►

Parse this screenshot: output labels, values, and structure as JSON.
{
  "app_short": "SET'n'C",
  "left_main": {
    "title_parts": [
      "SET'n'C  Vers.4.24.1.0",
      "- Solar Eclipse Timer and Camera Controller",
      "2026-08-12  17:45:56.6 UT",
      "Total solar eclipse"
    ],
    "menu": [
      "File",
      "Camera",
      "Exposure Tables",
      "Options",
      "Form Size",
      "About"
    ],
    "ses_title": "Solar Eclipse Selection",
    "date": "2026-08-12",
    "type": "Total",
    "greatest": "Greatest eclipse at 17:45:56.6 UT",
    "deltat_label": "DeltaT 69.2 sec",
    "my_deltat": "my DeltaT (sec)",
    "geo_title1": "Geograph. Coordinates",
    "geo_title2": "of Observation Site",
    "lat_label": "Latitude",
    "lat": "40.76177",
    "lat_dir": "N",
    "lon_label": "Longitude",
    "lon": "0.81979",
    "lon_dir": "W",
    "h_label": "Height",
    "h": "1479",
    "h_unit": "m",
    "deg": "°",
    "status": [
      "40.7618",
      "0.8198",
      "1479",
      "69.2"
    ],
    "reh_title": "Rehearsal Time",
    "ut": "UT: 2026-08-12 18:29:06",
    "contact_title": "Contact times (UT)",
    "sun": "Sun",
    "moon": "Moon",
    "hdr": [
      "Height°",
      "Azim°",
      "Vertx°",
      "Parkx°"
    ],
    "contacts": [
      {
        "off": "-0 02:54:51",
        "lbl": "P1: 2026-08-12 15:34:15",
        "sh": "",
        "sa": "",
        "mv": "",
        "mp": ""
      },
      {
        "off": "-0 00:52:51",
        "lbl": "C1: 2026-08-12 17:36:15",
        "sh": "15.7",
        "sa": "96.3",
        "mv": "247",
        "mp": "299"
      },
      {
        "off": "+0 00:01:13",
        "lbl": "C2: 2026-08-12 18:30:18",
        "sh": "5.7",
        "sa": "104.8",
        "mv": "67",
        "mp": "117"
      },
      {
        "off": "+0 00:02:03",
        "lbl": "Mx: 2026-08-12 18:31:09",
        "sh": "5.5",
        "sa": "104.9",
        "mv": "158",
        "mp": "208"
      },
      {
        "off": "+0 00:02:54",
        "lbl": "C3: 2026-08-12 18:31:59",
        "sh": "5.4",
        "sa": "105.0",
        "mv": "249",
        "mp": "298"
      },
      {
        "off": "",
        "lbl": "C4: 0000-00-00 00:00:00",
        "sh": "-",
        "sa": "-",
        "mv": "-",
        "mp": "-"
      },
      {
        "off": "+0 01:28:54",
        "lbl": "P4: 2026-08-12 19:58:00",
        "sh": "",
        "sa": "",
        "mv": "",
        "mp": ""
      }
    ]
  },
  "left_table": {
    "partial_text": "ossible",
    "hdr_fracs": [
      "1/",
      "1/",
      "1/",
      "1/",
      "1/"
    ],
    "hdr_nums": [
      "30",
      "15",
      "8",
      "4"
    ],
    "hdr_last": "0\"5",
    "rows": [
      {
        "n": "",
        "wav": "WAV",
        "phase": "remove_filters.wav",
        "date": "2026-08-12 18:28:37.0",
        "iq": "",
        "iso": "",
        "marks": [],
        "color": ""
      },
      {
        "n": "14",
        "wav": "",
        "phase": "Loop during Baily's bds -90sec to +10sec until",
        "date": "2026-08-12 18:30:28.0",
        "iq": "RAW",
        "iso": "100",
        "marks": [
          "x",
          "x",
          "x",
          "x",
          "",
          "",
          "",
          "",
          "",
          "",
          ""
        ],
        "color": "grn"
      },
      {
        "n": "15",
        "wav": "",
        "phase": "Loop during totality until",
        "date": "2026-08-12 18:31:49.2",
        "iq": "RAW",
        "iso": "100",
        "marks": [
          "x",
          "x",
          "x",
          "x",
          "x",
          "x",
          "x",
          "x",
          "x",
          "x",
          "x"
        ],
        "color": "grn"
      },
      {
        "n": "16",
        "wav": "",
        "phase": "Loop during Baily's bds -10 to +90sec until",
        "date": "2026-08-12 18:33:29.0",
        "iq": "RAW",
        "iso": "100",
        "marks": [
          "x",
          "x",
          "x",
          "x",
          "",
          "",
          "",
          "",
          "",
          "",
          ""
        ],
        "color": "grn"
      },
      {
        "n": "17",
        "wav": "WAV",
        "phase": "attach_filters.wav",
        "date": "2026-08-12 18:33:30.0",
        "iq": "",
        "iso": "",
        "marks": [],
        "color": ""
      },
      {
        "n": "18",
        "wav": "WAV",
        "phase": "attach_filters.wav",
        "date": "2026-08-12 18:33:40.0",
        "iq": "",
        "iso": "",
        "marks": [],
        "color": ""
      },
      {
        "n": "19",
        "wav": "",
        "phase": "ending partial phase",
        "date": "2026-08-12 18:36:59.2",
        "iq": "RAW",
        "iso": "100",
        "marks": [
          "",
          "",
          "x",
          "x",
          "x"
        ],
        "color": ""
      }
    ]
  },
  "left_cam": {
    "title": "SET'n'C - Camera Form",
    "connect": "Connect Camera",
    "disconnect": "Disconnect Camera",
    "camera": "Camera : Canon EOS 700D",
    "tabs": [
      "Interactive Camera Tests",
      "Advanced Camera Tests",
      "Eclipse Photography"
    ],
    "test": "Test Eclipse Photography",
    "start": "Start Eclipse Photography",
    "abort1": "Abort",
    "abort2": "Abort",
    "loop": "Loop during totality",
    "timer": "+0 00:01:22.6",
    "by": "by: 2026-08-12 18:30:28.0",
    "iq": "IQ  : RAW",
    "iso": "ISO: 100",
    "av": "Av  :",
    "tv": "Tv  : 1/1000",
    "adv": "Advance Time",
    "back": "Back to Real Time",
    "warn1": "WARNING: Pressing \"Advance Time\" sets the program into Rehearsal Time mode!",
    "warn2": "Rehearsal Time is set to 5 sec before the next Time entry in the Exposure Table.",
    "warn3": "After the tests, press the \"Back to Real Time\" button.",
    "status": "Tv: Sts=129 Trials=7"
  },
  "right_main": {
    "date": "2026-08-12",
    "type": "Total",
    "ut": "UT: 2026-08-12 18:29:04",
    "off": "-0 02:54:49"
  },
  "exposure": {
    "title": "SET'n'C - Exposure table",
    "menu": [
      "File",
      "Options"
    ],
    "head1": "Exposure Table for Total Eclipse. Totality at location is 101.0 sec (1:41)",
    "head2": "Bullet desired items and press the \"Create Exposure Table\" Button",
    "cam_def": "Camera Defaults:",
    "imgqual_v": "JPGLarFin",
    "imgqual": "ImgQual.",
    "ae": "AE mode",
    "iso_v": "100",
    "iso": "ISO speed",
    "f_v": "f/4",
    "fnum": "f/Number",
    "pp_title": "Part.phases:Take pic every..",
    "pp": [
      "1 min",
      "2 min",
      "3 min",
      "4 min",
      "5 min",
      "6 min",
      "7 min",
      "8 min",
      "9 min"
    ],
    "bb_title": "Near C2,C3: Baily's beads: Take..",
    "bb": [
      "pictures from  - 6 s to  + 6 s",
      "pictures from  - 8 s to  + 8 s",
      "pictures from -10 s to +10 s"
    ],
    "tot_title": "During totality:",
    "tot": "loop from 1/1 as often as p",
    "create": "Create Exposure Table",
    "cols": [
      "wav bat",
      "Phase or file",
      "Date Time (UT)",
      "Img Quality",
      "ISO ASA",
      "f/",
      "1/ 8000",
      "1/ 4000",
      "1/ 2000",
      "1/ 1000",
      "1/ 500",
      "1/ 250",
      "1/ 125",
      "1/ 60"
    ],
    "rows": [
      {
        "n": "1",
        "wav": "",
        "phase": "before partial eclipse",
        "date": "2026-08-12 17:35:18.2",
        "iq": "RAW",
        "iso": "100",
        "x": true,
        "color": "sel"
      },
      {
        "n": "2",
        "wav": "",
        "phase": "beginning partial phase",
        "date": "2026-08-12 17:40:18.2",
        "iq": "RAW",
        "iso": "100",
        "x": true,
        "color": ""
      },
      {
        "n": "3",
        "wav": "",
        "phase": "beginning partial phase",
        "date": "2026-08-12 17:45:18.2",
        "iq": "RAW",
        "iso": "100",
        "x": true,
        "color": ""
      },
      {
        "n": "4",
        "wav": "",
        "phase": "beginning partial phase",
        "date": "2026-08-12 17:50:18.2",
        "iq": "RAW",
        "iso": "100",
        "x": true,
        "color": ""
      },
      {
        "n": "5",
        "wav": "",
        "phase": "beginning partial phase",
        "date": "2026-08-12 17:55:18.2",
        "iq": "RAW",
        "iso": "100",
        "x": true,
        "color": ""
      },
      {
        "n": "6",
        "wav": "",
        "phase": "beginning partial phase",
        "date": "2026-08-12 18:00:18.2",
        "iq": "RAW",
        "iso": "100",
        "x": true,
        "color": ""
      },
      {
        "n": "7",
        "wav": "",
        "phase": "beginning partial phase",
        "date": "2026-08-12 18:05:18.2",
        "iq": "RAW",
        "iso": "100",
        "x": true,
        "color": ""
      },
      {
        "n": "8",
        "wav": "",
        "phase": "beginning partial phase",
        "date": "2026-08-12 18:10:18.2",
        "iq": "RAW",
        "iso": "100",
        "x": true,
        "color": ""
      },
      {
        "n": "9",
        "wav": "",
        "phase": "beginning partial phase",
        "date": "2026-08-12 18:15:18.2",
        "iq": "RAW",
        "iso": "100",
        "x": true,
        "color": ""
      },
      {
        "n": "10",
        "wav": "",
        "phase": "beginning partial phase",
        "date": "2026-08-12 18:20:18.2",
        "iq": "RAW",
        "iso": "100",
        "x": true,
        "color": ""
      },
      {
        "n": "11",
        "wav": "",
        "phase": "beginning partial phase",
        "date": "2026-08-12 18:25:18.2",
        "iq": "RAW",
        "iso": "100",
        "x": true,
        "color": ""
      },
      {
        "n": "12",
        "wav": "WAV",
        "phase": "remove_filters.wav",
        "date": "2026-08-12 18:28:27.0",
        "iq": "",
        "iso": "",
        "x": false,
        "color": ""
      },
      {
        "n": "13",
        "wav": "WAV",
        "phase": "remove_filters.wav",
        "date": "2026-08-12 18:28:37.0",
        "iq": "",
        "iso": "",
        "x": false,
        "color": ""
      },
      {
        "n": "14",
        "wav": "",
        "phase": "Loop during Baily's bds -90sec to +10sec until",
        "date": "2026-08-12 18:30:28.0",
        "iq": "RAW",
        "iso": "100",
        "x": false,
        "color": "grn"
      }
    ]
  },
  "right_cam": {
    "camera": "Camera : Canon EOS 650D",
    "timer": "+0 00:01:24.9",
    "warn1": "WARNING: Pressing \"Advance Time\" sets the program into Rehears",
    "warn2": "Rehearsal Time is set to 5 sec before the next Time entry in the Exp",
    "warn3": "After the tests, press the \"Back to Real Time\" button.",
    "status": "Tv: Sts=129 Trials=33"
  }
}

◄

▶ [WHAT IS EXPECTED] Output nothing but the number of lines in the data containing the string "Pressing".

▶ [RESULT OF THE TASK] 2